▶ [What is asked]: Turn everything from the very start of the records down through the line containing "section-title: 1.1 Introduction" into a numbered list, skipping any blank lines. Leave out every line after that one.

▶ [Data lines]:
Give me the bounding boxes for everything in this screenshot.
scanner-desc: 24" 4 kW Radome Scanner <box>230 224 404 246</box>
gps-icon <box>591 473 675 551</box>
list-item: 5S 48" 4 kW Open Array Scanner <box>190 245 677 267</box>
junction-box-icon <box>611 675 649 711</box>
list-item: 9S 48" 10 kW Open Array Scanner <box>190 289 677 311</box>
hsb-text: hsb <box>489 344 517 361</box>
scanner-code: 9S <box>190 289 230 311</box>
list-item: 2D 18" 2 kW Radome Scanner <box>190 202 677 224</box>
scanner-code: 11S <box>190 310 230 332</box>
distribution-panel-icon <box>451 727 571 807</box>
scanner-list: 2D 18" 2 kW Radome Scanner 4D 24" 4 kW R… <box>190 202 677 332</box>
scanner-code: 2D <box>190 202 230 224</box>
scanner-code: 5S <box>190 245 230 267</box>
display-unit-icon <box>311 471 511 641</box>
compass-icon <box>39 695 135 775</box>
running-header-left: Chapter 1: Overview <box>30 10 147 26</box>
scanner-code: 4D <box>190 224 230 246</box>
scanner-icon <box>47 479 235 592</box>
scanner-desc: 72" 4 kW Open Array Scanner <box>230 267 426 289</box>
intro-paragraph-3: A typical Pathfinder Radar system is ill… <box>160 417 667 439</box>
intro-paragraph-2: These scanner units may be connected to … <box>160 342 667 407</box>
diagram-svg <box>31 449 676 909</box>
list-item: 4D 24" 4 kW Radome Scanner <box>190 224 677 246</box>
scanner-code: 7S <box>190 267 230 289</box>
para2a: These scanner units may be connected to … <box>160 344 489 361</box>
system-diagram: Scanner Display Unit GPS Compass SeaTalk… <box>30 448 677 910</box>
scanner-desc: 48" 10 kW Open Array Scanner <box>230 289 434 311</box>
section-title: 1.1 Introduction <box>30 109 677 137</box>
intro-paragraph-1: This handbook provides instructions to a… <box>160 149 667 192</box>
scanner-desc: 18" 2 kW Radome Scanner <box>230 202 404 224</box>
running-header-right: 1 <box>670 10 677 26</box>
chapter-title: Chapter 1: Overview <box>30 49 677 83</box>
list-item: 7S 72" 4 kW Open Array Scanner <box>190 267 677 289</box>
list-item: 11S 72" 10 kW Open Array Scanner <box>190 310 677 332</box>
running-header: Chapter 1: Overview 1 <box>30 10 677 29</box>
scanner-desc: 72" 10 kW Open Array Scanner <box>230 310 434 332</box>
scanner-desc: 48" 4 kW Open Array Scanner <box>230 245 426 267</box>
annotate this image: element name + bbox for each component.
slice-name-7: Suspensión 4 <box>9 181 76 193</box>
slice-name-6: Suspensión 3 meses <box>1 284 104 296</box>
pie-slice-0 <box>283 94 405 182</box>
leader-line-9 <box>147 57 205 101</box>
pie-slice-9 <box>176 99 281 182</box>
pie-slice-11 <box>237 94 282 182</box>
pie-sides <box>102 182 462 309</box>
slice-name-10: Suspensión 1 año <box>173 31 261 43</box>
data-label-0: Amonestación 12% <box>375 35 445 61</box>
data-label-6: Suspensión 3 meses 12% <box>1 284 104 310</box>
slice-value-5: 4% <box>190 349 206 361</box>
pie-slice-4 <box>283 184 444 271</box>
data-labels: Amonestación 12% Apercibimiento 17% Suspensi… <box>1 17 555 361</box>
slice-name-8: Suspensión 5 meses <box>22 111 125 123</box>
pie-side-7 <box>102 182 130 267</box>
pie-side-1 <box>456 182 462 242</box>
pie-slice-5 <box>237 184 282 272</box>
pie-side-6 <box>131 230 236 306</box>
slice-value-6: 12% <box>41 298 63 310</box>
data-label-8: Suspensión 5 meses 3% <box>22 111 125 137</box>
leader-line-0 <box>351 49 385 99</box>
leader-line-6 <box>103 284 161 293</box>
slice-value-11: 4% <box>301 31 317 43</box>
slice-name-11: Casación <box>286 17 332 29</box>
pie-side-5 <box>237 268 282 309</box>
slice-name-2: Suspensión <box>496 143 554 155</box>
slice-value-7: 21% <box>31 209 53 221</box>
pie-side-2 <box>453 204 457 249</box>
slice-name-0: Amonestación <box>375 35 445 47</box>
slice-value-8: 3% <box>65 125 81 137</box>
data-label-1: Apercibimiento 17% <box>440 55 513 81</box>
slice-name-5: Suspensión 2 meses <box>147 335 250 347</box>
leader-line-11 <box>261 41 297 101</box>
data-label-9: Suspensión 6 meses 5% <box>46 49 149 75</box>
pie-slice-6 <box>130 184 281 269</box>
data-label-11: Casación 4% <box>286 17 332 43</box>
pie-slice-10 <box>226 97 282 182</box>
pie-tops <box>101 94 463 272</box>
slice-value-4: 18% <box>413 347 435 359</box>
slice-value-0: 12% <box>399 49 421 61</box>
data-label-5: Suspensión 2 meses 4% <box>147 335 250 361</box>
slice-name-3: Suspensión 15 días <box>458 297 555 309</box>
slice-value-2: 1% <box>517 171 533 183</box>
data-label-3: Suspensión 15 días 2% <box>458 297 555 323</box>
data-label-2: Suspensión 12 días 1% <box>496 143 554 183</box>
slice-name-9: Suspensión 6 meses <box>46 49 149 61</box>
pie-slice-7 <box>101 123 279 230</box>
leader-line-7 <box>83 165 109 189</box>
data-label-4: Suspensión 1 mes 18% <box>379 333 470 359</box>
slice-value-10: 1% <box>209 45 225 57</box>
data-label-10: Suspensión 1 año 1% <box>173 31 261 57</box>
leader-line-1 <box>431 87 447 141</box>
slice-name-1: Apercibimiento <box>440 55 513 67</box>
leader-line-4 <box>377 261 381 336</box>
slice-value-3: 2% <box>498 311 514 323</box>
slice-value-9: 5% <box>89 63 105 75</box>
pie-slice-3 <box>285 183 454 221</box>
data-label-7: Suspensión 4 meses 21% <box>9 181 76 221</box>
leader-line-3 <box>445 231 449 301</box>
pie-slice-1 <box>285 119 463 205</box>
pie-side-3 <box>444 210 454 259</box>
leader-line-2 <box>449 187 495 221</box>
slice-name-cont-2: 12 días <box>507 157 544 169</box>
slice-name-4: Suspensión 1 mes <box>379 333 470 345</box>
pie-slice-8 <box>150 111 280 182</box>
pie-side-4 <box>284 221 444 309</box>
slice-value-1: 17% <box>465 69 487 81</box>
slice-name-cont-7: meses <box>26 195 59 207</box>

▶ [Result for this task]:
1. Give me the bounding boxes for everything in this screenshot.
2. scanner-desc: 24" 4 kW Radome Scanner <box>230 224 404 246</box>
3. gps-icon <box>591 473 675 551</box>
4. list-item: 5S 48" 4 kW Open Array Scanner <box>190 245 677 267</box>
5. junction-box-icon <box>611 675 649 711</box>
6. list-item: 9S 48" 10 kW Open Array Scanner <box>190 289 677 311</box>
7. hsb-text: hsb <box>489 344 517 361</box>
8. scanner-code: 9S <box>190 289 230 311</box>
9. list-item: 2D 18" 2 kW Radome Scanner <box>190 202 677 224</box>
10. scanner-code: 11S <box>190 310 230 332</box>
11. distribution-panel-icon <box>451 727 571 807</box>
12. scanner-list: 2D 18" 2 kW Radome Scanner 4D 24" 4 kW R… <box>190 202 677 332</box>
13. scanner-code: 2D <box>190 202 230 224</box>
14. scanner-code: 5S <box>190 245 230 267</box>
15. display-unit-icon <box>311 471 511 641</box>
16. compass-icon <box>39 695 135 775</box>
17. running-header-left: Chapter 1: Overview <box>30 10 147 26</box>
18. scanner-code: 4D <box>190 224 230 246</box>
19. scanner-icon <box>47 479 235 592</box>
20. scanner-desc: 72" 4 kW Open Array Scanner <box>230 267 426 289</box>
21. intro-paragraph-3: A typical Pathfinder Radar system is ill… <box>160 417 667 439</box>
22. intro-paragraph-2: These scanner units may be connected to … <box>160 342 667 407</box>
23. diagram-svg <box>31 449 676 909</box>
24. list-item: 4D 24" 4 kW Radome Scanner <box>190 224 677 246</box>
25. scanner-code: 7S <box>190 267 230 289</box>
26. para2a: These scanner units may be connected to … <box>160 344 489 361</box>
27. system-diagram: Scanner Display Unit GPS Compass SeaTalk… <box>30 448 677 910</box>
28. scanner-desc: 48" 10 kW Open Array Scanner <box>230 289 434 311</box>
29. section-title: 1.1 Introduction <box>30 109 677 137</box>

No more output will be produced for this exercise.